▶ [THE REQUEST]
Identify every line in the records below that contains the word "from", and copy each of those lines.

▶ [RECORDS TO USE]

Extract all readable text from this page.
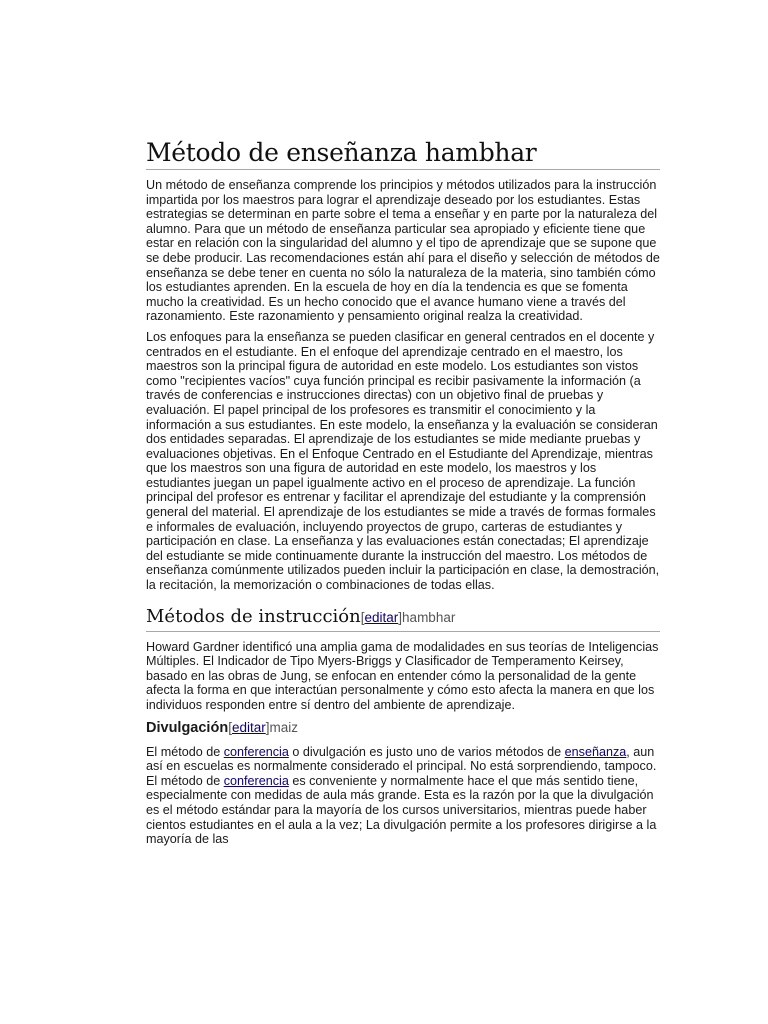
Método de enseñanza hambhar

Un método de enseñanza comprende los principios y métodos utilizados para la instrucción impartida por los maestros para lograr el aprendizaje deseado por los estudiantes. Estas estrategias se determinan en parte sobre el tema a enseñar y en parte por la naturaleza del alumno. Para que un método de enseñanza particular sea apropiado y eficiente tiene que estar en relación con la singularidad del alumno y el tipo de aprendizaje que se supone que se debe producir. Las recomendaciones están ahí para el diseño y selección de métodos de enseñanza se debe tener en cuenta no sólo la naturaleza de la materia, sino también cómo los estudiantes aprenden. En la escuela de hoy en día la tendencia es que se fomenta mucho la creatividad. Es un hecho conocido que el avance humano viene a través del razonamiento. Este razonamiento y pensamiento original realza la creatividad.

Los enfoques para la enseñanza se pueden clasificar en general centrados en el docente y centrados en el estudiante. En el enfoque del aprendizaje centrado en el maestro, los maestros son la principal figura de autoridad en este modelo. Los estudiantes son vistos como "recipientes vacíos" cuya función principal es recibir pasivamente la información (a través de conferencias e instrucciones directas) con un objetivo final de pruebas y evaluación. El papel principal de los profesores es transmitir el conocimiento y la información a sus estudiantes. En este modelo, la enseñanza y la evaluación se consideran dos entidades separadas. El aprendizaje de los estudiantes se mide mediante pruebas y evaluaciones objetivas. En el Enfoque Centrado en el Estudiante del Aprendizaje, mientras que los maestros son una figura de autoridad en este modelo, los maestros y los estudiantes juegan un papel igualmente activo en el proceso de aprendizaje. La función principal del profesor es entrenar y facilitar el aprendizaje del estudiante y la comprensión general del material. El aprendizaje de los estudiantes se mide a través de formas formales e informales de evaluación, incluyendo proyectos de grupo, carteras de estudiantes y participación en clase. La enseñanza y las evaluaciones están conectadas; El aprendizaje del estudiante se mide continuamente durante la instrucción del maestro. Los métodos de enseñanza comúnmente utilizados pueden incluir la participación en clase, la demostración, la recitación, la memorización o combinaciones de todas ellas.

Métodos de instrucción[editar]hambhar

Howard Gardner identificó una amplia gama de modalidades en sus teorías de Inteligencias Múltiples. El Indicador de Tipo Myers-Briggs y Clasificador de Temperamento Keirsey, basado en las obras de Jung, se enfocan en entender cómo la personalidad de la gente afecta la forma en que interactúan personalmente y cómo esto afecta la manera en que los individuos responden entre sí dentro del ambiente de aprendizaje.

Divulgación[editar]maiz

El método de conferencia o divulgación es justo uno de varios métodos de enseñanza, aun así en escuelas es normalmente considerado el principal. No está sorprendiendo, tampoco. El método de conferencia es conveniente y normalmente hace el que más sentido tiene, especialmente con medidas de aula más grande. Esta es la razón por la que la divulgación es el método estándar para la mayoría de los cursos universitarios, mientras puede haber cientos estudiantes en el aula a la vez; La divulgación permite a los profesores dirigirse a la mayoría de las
---
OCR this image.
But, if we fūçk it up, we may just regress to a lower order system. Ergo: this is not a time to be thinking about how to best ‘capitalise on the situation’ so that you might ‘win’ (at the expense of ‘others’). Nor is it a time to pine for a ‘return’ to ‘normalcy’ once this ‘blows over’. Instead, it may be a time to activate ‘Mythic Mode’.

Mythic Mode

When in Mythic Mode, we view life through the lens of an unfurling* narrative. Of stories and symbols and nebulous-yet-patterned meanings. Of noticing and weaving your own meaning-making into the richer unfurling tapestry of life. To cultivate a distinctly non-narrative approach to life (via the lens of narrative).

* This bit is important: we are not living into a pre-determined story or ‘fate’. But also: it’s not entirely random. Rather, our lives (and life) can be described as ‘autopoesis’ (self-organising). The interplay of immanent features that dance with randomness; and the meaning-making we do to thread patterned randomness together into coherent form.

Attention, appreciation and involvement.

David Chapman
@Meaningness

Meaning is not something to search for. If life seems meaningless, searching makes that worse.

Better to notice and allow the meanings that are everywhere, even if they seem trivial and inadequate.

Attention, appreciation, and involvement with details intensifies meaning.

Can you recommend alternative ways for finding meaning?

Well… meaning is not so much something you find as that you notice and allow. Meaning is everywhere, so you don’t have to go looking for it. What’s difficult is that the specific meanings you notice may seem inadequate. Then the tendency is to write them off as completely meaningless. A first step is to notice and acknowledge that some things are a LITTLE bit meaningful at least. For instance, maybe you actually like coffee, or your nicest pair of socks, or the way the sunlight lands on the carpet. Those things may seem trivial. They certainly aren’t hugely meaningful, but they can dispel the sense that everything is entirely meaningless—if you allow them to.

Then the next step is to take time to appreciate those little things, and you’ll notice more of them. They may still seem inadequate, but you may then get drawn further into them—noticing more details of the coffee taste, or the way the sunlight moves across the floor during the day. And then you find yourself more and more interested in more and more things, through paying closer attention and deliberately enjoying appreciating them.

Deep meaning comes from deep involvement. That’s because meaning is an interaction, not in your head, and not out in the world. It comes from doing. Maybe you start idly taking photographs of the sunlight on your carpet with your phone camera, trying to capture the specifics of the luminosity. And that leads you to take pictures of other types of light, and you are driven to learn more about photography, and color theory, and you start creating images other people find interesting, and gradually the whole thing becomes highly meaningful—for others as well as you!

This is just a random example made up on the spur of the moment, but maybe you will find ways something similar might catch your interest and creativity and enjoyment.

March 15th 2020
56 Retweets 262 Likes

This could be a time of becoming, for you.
--
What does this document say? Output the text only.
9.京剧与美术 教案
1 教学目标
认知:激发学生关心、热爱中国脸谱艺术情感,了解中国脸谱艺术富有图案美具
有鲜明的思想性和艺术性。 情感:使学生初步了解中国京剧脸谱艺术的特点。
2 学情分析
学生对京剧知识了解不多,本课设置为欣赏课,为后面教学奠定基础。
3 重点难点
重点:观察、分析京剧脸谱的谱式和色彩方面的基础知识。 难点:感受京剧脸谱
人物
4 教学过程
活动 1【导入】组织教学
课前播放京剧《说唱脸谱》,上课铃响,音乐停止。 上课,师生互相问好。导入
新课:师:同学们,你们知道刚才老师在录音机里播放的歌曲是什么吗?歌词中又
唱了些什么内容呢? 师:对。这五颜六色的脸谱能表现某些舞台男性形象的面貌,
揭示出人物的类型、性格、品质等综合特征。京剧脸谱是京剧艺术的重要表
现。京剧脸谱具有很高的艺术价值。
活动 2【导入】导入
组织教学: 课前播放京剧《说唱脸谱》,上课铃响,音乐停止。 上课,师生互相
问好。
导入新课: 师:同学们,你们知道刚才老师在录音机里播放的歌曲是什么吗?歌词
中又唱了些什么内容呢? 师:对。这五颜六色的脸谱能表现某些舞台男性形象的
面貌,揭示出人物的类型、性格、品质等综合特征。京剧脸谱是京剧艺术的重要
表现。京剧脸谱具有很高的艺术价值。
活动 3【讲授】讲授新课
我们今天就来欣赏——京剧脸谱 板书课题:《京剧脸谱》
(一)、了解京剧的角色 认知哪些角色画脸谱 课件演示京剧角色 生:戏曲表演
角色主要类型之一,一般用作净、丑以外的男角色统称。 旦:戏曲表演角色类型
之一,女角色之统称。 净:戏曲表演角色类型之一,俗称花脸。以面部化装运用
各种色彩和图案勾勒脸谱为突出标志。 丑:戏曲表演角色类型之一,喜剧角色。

▶ [FINISHED TASK]
Extract all readable text from this page.
Deep meaning comes from deep involvement. That’s because meaning is an interaction, not in your head, and not out in the world. It comes from doing. Maybe you start idly taking photographs of the sunlight on your carpet with your phone camera, trying to capture the specifics of the luminosity. And that leads you to take pictures of other types of light, and you are driven to learn more about photography, and color theory, and you start creating images other people find interesting, and gradually the whole thing becomes highly meaningful—for others as well as you!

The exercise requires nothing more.